> [Task statement]
Return all lines that include the string "Injection".

====== Material shown

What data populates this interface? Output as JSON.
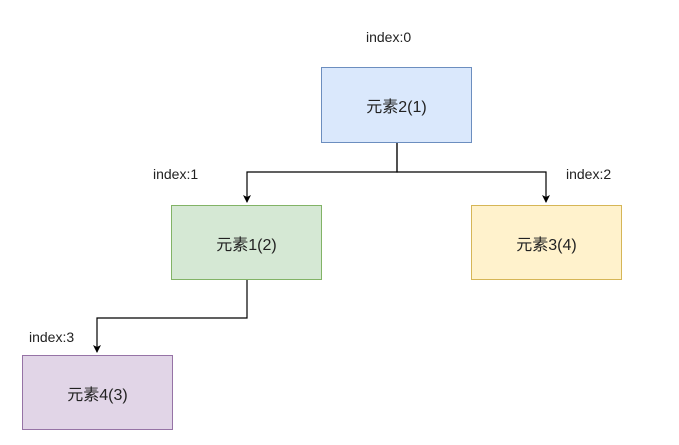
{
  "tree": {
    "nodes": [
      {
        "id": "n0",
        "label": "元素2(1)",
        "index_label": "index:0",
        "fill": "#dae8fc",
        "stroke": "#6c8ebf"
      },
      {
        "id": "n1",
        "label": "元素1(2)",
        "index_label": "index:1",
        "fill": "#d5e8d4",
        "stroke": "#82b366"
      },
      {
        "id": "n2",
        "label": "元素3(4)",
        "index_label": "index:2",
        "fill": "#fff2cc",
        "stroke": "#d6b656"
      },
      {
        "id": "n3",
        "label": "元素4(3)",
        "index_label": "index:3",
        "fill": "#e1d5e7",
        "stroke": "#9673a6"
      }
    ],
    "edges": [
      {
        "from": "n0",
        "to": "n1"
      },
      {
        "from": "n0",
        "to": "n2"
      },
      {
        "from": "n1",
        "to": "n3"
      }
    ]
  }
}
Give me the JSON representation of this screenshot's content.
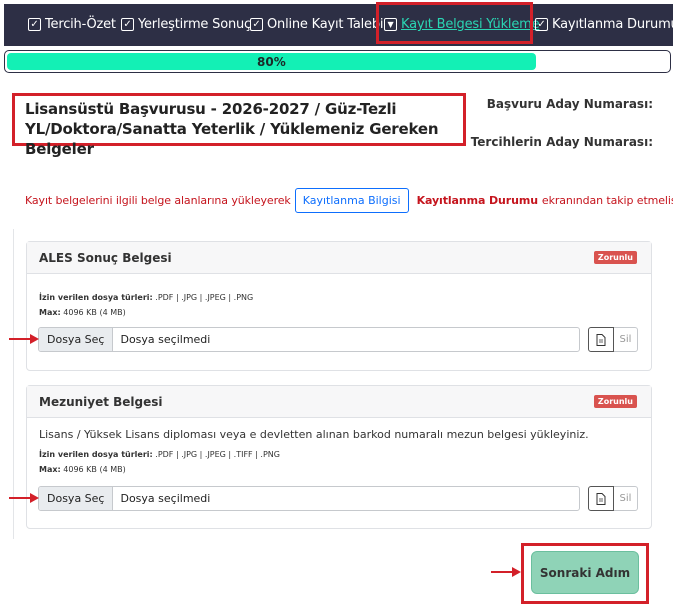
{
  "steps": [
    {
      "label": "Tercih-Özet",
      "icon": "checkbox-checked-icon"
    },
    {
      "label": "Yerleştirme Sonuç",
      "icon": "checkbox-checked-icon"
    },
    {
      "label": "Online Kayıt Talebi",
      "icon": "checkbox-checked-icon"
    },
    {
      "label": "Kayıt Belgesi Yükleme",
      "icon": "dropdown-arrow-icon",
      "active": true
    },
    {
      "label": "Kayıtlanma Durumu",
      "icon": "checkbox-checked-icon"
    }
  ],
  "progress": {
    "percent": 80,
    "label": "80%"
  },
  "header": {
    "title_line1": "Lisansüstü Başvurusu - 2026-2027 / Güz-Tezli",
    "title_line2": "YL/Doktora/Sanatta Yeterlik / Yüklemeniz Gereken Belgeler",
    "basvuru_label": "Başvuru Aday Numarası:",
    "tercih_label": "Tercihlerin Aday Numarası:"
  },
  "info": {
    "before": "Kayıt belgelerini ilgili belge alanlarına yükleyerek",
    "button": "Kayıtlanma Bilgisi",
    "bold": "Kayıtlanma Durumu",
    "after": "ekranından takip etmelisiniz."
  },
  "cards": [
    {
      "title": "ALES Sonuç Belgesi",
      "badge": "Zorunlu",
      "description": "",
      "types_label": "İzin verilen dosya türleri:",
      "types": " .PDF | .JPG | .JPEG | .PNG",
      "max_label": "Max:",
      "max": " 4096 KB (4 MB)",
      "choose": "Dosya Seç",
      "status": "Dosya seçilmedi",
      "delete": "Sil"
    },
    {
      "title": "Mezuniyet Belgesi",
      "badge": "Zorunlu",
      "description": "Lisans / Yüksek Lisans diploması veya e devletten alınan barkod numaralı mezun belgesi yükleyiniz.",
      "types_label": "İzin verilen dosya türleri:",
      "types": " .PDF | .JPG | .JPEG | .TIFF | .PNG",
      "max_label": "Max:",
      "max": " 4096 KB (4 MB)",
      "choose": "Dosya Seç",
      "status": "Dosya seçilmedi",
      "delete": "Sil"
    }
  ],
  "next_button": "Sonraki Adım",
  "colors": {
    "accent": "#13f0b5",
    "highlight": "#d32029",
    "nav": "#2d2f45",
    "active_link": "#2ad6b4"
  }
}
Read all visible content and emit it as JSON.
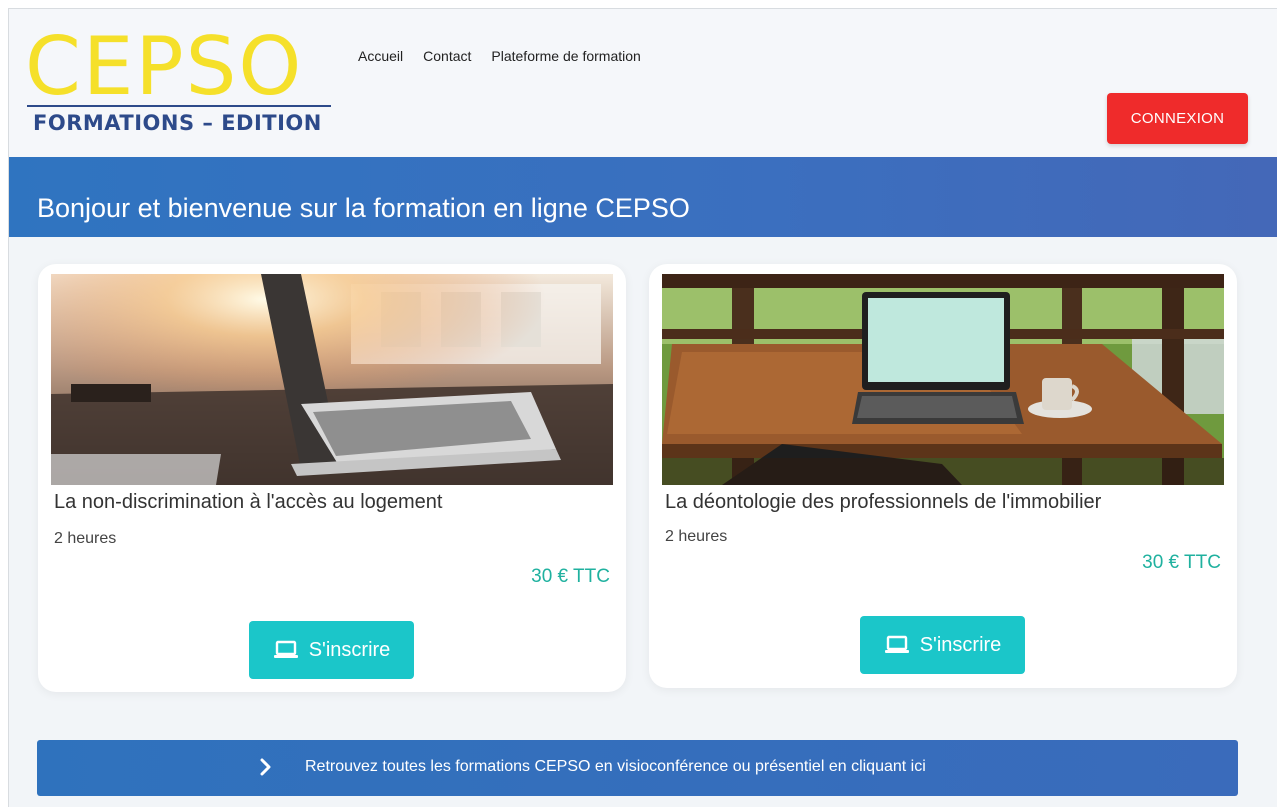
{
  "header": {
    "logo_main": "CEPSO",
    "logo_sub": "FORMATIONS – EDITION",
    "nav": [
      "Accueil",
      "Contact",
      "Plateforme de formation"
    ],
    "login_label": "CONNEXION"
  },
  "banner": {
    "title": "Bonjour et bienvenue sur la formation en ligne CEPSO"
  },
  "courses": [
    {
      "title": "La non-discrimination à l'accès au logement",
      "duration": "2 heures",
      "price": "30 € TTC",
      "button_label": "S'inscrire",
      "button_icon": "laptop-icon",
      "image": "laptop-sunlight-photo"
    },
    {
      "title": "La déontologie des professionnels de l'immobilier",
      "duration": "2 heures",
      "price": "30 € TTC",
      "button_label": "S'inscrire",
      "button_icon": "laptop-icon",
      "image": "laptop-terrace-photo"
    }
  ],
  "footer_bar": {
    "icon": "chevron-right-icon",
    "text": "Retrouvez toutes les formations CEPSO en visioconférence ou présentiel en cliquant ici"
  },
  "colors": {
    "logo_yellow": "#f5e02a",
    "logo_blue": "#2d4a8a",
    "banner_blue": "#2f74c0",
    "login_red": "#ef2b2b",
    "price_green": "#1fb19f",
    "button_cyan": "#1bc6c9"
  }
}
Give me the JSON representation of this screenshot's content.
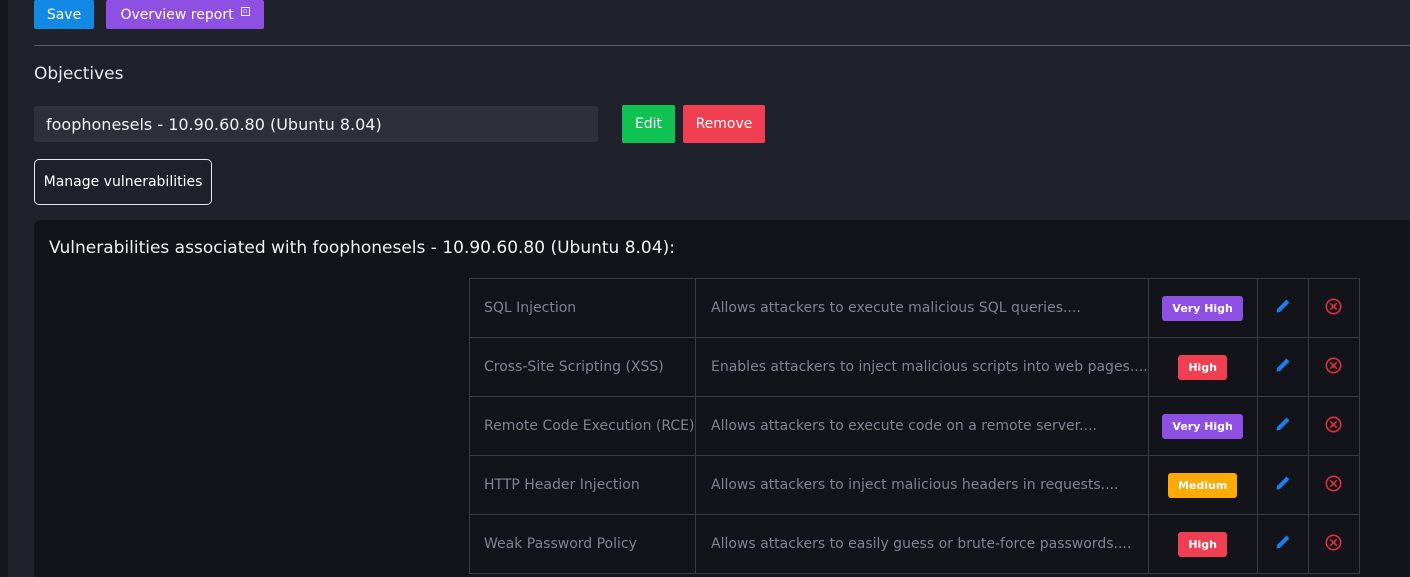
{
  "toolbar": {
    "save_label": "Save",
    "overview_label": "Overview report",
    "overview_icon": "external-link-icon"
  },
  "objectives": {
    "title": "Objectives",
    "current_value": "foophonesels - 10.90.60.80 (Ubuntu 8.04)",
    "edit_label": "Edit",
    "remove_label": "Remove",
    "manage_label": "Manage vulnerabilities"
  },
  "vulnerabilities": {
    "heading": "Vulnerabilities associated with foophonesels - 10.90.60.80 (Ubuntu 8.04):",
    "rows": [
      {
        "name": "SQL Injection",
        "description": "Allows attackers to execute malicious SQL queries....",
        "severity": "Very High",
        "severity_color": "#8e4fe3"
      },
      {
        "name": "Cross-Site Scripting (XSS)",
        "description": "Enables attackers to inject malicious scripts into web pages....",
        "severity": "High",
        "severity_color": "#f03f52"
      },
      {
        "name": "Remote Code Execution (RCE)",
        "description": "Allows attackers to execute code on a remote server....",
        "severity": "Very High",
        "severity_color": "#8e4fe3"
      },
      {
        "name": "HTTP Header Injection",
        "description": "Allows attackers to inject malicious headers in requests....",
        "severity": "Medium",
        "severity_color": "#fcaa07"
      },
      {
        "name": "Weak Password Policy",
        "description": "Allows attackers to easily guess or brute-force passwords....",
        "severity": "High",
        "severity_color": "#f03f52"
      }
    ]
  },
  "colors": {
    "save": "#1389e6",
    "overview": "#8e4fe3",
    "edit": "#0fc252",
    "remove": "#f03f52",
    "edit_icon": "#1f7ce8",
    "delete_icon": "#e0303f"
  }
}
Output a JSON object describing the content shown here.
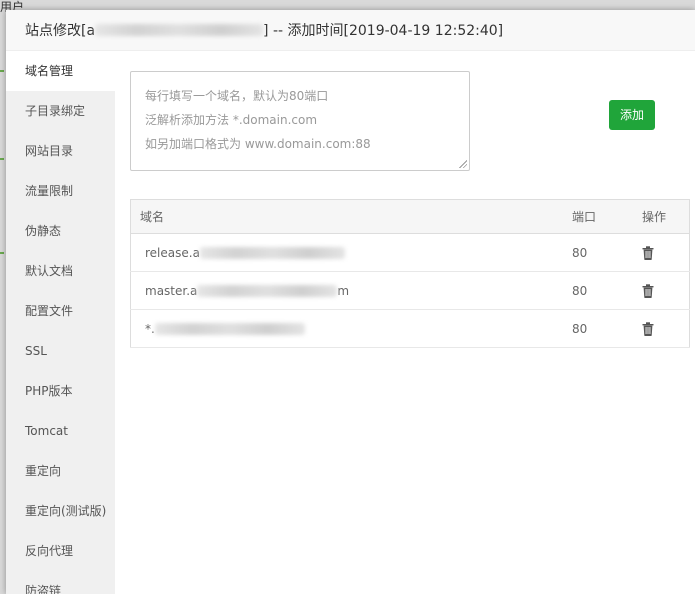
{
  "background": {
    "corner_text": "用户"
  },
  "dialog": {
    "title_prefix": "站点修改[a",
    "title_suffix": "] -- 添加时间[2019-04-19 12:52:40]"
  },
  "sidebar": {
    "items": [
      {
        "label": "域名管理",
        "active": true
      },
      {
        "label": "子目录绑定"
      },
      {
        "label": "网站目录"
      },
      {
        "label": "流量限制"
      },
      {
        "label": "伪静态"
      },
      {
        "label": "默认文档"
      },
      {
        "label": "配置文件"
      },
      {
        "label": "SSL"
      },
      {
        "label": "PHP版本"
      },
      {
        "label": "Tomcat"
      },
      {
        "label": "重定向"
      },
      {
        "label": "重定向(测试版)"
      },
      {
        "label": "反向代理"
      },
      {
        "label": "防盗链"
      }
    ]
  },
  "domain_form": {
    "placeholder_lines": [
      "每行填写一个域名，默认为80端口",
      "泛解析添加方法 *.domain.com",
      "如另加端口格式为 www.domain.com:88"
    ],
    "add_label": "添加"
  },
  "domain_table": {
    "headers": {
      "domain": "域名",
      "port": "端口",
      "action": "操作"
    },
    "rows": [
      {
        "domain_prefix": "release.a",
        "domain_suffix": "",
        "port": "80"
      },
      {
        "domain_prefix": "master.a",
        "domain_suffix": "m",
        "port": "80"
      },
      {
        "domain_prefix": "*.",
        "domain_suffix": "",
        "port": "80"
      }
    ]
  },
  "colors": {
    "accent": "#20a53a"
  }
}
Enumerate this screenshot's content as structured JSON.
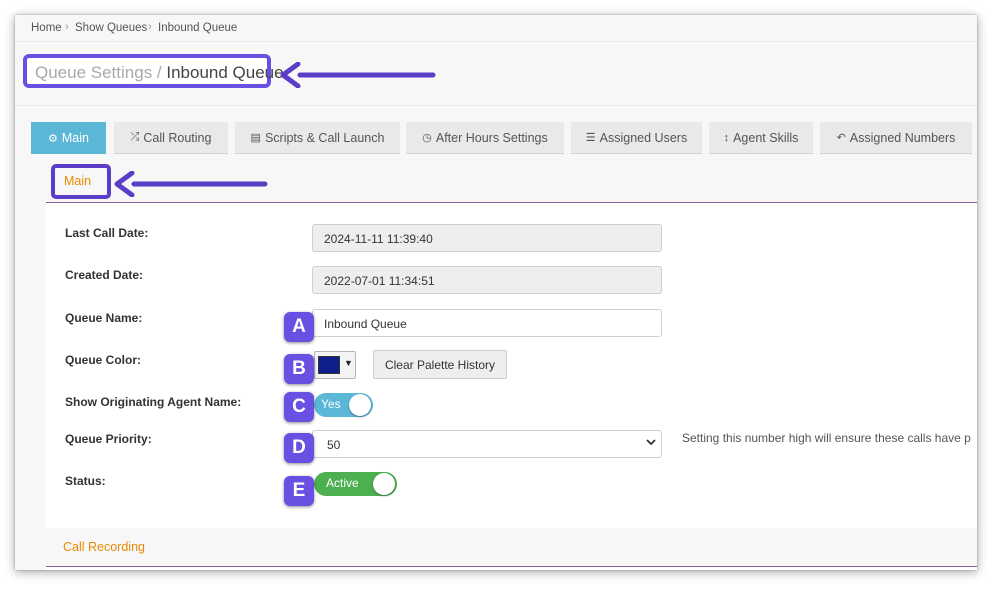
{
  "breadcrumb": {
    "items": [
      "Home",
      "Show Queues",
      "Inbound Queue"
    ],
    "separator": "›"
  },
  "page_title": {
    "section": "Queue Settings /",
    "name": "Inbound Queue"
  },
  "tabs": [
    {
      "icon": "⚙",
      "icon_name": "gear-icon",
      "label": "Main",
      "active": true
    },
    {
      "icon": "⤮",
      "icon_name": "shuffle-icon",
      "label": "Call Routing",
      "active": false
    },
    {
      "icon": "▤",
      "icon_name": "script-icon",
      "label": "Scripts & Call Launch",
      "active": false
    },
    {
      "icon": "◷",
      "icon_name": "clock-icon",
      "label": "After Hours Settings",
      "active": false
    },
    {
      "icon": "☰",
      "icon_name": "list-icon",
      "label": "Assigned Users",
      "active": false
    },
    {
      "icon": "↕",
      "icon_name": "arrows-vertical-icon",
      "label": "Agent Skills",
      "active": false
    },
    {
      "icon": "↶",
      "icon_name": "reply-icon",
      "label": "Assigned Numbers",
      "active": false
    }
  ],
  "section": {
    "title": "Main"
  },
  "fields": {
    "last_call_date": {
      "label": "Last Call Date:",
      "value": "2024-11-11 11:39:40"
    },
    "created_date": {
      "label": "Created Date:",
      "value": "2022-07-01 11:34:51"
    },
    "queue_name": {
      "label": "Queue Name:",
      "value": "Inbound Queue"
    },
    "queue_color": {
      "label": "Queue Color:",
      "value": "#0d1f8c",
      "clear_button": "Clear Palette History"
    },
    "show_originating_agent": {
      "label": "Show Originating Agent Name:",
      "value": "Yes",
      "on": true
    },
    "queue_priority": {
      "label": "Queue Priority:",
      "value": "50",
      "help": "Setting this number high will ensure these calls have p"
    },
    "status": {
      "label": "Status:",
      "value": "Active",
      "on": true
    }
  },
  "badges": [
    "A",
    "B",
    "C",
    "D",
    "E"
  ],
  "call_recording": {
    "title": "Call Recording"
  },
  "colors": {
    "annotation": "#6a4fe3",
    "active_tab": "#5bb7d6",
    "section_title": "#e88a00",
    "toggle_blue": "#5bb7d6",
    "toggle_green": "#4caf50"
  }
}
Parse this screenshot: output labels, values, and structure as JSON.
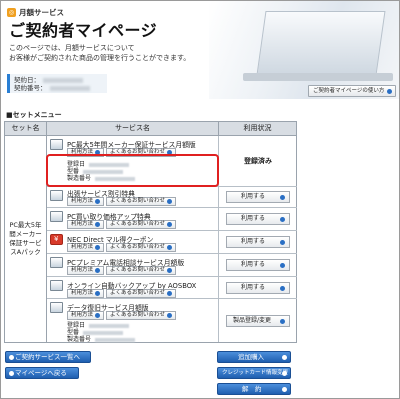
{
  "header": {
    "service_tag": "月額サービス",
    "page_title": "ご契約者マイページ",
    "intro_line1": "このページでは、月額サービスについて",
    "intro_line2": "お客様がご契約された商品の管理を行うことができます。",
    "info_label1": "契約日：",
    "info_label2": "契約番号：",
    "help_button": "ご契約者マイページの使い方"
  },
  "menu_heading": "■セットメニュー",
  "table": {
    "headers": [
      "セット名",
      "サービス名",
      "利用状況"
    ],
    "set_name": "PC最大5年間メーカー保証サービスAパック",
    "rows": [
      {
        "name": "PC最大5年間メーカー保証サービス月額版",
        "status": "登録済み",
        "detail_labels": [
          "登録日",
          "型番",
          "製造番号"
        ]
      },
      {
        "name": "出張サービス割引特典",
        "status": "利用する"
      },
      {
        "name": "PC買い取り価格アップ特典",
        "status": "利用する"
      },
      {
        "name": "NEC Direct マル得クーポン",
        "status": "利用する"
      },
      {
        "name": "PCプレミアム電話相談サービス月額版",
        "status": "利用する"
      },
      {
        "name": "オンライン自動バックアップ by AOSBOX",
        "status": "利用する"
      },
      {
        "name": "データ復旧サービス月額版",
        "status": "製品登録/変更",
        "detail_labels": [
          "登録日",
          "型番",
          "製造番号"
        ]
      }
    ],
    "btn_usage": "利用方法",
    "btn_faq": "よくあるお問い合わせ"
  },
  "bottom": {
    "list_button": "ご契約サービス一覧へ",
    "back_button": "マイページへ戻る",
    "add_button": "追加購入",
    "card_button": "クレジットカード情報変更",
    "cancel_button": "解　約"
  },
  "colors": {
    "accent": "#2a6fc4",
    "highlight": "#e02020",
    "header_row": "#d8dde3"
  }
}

============

> [Full output]
        "name": "SQL Injection",
        "name": "HTTP Header Injection",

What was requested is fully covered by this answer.